• [EXERCISE OBJECTIVE]:
Locate and copy all lines bearing the word "series".

——

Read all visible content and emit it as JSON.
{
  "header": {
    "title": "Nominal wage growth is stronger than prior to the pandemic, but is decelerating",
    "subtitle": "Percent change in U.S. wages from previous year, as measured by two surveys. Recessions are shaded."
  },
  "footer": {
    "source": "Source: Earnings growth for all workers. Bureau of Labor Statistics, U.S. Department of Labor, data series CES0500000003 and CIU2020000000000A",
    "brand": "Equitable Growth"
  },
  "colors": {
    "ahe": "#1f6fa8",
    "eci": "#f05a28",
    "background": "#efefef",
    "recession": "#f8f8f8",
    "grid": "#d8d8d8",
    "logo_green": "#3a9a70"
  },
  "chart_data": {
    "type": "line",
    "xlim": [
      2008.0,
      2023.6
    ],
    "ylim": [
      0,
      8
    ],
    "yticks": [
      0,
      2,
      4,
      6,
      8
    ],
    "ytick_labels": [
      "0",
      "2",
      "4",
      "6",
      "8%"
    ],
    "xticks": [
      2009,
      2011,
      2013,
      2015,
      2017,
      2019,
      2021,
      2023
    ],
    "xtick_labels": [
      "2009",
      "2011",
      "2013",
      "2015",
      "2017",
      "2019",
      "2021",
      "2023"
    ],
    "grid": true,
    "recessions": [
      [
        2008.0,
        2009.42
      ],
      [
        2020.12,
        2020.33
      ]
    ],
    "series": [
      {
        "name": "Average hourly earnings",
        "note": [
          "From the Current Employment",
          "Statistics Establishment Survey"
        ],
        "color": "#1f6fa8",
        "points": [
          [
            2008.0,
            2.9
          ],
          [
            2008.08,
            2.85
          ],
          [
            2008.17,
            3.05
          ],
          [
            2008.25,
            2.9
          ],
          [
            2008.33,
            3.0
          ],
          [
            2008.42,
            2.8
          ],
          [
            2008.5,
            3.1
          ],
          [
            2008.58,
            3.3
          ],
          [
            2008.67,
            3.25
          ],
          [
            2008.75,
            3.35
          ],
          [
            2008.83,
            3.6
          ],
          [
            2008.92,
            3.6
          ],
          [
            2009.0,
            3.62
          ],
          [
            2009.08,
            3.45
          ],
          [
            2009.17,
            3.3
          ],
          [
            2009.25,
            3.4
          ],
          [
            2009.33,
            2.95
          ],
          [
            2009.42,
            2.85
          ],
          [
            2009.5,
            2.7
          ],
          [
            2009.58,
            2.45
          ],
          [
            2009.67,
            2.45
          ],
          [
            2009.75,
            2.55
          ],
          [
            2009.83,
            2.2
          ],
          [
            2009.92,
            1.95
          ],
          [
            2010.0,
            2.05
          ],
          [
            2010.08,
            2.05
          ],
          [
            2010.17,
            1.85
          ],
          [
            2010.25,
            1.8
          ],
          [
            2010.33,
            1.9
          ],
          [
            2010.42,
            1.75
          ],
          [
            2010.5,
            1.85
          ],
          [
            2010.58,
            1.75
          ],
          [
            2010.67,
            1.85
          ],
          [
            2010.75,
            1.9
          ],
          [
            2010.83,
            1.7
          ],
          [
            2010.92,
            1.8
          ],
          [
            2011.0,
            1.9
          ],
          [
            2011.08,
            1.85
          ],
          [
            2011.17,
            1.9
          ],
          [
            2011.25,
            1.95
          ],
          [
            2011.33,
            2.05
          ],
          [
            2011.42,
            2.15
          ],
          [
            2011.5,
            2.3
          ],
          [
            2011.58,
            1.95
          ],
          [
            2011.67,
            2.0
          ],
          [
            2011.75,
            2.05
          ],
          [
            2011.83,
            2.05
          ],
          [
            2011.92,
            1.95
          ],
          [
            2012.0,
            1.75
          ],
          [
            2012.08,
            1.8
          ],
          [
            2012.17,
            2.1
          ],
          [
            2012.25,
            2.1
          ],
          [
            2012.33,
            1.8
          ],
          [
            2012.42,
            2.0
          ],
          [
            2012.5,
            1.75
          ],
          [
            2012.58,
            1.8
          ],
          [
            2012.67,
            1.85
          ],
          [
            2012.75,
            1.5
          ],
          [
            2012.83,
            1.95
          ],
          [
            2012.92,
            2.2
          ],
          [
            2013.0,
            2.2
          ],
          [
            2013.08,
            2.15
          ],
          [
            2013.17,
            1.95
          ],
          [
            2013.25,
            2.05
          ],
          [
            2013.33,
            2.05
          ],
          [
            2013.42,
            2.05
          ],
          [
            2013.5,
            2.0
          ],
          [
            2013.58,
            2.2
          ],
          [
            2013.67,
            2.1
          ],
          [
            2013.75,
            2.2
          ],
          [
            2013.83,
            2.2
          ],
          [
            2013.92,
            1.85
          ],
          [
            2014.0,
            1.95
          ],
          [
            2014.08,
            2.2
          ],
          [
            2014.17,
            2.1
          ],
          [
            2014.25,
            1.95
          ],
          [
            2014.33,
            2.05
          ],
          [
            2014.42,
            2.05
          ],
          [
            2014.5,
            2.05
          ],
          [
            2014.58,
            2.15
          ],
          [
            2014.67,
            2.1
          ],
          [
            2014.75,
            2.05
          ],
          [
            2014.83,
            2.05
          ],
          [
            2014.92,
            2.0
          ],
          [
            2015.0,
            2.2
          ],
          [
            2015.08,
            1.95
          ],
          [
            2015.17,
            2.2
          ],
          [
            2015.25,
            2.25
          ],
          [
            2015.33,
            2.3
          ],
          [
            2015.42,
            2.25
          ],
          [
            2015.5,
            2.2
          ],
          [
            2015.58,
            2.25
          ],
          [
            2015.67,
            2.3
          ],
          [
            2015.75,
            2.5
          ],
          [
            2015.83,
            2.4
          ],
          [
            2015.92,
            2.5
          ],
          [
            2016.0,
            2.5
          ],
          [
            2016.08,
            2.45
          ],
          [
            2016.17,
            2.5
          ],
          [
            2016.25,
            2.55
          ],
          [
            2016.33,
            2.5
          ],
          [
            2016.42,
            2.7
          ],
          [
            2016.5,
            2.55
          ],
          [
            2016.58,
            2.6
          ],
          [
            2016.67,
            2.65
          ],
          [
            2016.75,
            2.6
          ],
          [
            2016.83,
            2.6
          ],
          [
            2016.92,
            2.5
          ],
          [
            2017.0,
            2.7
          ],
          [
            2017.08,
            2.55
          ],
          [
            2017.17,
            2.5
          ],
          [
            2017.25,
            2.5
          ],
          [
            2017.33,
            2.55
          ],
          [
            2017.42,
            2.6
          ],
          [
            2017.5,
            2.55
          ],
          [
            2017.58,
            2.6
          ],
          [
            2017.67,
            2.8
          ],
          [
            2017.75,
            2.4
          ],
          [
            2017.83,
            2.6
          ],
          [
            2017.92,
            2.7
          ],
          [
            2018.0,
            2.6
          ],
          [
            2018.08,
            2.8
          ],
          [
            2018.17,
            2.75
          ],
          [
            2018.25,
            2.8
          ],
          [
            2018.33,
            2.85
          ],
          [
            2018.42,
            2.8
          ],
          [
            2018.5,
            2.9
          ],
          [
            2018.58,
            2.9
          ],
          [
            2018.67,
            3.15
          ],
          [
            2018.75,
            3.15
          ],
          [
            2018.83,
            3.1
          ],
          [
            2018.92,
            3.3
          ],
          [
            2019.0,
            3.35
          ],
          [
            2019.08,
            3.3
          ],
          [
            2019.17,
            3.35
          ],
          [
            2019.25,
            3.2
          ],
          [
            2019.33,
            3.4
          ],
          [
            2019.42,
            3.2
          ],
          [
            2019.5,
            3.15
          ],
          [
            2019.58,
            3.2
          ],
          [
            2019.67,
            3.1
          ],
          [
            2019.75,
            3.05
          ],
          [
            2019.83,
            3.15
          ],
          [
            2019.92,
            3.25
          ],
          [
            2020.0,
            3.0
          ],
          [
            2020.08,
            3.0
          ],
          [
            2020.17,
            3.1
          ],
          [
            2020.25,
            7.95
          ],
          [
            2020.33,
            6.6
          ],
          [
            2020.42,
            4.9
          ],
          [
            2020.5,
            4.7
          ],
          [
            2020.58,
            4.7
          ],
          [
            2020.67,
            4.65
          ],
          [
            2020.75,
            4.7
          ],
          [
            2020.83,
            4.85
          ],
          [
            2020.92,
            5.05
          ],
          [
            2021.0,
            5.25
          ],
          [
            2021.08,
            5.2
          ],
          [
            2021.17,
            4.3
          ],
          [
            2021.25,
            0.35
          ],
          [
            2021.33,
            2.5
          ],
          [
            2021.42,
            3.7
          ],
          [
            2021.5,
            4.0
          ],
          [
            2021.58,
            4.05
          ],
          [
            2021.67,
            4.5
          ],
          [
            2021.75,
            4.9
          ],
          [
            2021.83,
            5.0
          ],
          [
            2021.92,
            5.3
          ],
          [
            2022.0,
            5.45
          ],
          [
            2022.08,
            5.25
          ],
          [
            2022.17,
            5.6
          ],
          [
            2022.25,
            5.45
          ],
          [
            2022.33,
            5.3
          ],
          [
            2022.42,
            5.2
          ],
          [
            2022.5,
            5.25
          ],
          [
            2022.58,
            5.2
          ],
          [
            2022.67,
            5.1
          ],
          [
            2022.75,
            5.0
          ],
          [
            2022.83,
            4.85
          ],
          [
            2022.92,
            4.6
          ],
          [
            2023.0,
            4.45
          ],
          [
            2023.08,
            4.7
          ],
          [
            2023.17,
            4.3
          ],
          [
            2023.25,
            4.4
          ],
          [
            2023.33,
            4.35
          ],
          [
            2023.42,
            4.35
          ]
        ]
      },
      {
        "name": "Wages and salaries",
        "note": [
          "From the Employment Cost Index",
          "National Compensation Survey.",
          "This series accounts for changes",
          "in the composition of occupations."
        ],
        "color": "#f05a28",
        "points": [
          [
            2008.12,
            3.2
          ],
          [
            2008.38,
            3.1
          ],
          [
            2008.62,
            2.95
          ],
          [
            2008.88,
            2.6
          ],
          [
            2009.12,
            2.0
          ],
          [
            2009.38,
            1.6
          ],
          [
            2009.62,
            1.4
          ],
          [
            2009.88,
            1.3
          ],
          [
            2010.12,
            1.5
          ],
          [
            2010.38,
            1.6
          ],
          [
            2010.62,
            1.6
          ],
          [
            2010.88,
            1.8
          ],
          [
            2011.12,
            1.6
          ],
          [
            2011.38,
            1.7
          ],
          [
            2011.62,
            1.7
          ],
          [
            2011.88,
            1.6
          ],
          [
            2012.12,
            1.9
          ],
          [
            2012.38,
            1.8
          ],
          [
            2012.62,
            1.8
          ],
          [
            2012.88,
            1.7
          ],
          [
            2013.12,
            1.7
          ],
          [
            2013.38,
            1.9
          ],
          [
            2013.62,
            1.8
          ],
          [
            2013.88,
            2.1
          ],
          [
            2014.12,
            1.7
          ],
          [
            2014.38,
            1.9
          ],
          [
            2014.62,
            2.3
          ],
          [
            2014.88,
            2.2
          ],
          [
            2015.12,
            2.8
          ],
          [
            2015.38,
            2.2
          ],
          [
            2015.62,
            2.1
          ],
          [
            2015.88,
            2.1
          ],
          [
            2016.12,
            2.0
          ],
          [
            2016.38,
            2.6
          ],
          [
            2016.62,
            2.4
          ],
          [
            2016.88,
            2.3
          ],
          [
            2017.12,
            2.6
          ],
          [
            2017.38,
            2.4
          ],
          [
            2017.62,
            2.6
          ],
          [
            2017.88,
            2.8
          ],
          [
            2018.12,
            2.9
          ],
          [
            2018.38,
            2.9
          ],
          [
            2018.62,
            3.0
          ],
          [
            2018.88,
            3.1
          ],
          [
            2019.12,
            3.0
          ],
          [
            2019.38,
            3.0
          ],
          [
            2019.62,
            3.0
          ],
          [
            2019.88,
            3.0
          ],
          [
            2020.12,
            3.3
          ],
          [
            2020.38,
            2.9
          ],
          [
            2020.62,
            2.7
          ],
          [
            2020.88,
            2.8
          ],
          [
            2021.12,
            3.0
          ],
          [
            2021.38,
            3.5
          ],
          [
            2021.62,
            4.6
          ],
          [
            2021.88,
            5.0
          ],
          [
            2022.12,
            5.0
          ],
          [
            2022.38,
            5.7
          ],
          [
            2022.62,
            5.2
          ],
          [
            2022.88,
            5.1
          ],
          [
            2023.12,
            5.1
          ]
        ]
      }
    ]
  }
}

——

• [COMPLETE OUTPUT]:
    "source": "Source: Earnings growth for all workers. Bureau of Labor Statistics, U.S. Department of Labor, data series CES0500000003 and CIU2020000000000A",
    "series": [
          "This series accounts for changes",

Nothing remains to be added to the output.